Collected data entries
>>
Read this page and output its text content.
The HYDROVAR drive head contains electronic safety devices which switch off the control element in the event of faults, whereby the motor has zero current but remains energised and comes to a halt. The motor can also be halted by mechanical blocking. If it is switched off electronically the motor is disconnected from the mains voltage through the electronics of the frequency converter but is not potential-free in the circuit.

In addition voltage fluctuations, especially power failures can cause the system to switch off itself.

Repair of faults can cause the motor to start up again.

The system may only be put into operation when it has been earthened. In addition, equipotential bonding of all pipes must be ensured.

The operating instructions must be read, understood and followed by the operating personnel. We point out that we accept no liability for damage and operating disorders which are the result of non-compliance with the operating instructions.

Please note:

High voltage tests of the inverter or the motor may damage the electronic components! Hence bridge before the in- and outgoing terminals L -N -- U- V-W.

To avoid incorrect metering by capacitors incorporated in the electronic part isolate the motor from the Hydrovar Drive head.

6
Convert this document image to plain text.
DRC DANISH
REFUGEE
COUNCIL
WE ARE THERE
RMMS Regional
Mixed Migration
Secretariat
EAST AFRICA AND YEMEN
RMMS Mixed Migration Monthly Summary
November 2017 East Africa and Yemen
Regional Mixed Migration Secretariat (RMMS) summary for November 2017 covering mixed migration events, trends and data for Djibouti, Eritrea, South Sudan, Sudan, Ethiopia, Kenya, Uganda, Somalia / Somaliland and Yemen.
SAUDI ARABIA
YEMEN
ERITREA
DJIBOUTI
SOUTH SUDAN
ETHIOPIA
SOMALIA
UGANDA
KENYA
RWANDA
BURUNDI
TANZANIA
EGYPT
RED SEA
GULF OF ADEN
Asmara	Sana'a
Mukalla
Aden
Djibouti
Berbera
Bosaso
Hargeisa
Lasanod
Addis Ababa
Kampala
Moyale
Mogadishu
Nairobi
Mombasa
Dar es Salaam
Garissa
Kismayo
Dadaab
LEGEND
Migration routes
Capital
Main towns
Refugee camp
<<
(Task requirements)
Show the data once more, exactly as it was written.

(Response to this task)
Read this page and output its text content.
The HYDROVAR drive head contains electronic safety devices which switch off the control element in the event of faults, whereby the motor has zero current but remains energised and comes to a halt. The motor can also be halted by mechanical blocking. If it is switched off electronically the motor is disconnected from the mains voltage through the electronics of the frequency converter but is not potential-free in the circuit.

In addition voltage fluctuations, especially power failures can cause the system to switch off itself.

Repair of faults can cause the motor to start up again.

The system may only be put into operation when it has been earthened. In addition, equipotential bonding of all pipes must be ensured.

The operating instructions must be read, understood and followed by the operating personnel. We point out that we accept no liability for damage and operating disorders which are the result of non-compliance with the operating instructions.

Please note:

High voltage tests of the inverter or the motor may damage the electronic components! Hence bridge before the in- and outgoing terminals L -N -- U- V-W.

To avoid incorrect metering by capacitors incorporated in the electronic part isolate the motor from the Hydrovar Drive head.

6
Convert this document image to plain text.
DRC DANISH
REFUGEE
COUNCIL
WE ARE THERE
RMMS Regional
Mixed Migration
Secretariat
EAST AFRICA AND YEMEN
RMMS Mixed Migration Monthly Summary
November 2017 East Africa and Yemen
Regional Mixed Migration Secretariat (RMMS) summary for November 2017 covering mixed migration events, trends and data for Djibouti, Eritrea, South Sudan, Sudan, Ethiopia, Kenya, Uganda, Somalia / Somaliland and Yemen.
SAUDI ARABIA
YEMEN
ERITREA
DJIBOUTI
SOUTH SUDAN
ETHIOPIA
SOMALIA
UGANDA
KENYA
RWANDA
BURUNDI
TANZANIA
EGYPT
RED SEA
GULF OF ADEN
Asmara	Sana'a
Mukalla
Aden
Djibouti
Berbera
Bosaso
Hargeisa
Lasanod
Addis Ababa
Kampala
Moyale
Mogadishu
Nairobi
Mombasa
Dar es Salaam
Garissa
Kismayo
Dadaab
LEGEND
Migration routes
Capital
Main towns
Refugee camp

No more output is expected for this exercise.